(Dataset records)
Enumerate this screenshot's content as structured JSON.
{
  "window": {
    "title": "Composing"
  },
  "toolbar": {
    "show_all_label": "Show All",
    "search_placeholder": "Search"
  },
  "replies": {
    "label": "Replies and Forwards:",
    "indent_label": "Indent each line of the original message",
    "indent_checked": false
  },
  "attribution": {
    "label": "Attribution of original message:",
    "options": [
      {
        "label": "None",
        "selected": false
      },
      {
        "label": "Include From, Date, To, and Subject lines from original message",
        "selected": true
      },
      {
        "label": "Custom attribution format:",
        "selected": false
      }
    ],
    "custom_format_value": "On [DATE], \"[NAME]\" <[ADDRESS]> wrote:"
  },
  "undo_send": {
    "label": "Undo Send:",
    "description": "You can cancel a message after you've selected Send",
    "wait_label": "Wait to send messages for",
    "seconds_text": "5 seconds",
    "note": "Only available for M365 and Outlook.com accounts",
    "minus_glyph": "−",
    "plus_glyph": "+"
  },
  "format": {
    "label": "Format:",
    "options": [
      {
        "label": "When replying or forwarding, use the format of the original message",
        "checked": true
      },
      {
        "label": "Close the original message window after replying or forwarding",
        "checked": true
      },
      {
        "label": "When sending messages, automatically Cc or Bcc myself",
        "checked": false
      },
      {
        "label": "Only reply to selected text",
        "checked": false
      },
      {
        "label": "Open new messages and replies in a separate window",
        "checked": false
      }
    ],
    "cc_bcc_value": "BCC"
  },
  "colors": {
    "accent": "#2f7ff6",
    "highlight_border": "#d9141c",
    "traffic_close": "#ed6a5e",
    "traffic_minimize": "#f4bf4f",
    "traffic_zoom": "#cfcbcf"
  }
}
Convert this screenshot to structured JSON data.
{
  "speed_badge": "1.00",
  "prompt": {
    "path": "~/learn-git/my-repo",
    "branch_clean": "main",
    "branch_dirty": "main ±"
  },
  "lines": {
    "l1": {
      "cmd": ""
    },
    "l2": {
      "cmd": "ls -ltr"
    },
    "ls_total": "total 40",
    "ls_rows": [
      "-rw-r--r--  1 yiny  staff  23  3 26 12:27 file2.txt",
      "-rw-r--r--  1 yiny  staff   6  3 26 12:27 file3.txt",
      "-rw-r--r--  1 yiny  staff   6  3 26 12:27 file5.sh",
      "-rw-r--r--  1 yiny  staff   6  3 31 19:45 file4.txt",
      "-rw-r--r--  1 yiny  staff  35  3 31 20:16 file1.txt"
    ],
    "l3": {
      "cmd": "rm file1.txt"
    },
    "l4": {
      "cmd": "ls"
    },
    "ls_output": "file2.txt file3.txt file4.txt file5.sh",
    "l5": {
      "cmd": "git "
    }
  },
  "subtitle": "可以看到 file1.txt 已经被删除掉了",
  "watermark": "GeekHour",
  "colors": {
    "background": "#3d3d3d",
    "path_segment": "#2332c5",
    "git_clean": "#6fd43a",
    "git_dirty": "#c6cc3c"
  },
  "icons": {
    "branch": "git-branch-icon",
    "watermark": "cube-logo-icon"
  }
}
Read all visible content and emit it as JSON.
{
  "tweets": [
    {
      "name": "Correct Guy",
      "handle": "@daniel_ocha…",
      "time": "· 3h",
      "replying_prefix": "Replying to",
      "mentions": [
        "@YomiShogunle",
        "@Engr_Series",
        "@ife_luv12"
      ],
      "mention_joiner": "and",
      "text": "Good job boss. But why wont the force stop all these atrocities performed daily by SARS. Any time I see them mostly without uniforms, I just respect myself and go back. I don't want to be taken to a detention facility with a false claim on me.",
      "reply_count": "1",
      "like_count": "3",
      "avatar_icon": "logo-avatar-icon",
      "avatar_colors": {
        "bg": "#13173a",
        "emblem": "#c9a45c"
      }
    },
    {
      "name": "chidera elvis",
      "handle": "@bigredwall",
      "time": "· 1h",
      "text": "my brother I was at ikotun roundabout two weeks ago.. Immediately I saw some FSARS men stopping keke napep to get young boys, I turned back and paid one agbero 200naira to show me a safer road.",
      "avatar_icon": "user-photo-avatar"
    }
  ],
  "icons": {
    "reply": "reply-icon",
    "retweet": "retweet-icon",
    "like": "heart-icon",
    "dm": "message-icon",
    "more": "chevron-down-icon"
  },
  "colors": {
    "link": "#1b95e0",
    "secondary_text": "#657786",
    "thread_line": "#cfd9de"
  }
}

■ Instructions for the task: Everything from the line with "Read all visible content and emit it as JSON." through the last line of the material above should be echoed exactly, and nothing else.

■ Task solution:
Read all visible content and emit it as JSON.
{
  "tweets": [
    {
      "name": "Correct Guy",
      "handle": "@daniel_ocha…",
      "time": "· 3h",
      "replying_prefix": "Replying to",
      "mentions": [
        "@YomiShogunle",
        "@Engr_Series",
        "@ife_luv12"
      ],
      "mention_joiner": "and",
      "text": "Good job boss. But why wont the force stop all these atrocities performed daily by SARS. Any time I see them mostly without uniforms, I just respect myself and go back. I don't want to be taken to a detention facility with a false claim on me.",
      "reply_count": "1",
      "like_count": "3",
      "avatar_icon": "logo-avatar-icon",
      "avatar_colors": {
        "bg": "#13173a",
        "emblem": "#c9a45c"
      }
    },
    {
      "name": "chidera elvis",
      "handle": "@bigredwall",
      "time": "· 1h",
      "text": "my brother I was at ikotun roundabout two weeks ago.. Immediately I saw some FSARS men stopping keke napep to get young boys, I turned back and paid one agbero 200naira to show me a safer road.",
      "avatar_icon": "user-photo-avatar"
    }
  ],
  "icons": {
    "reply": "reply-icon",
    "retweet": "retweet-icon",
    "like": "heart-icon",
    "dm": "message-icon",
    "more": "chevron-down-icon"
  },
  "colors": {
    "link": "#1b95e0",
    "secondary_text": "#657786",
    "thread_line": "#cfd9de"
  }
}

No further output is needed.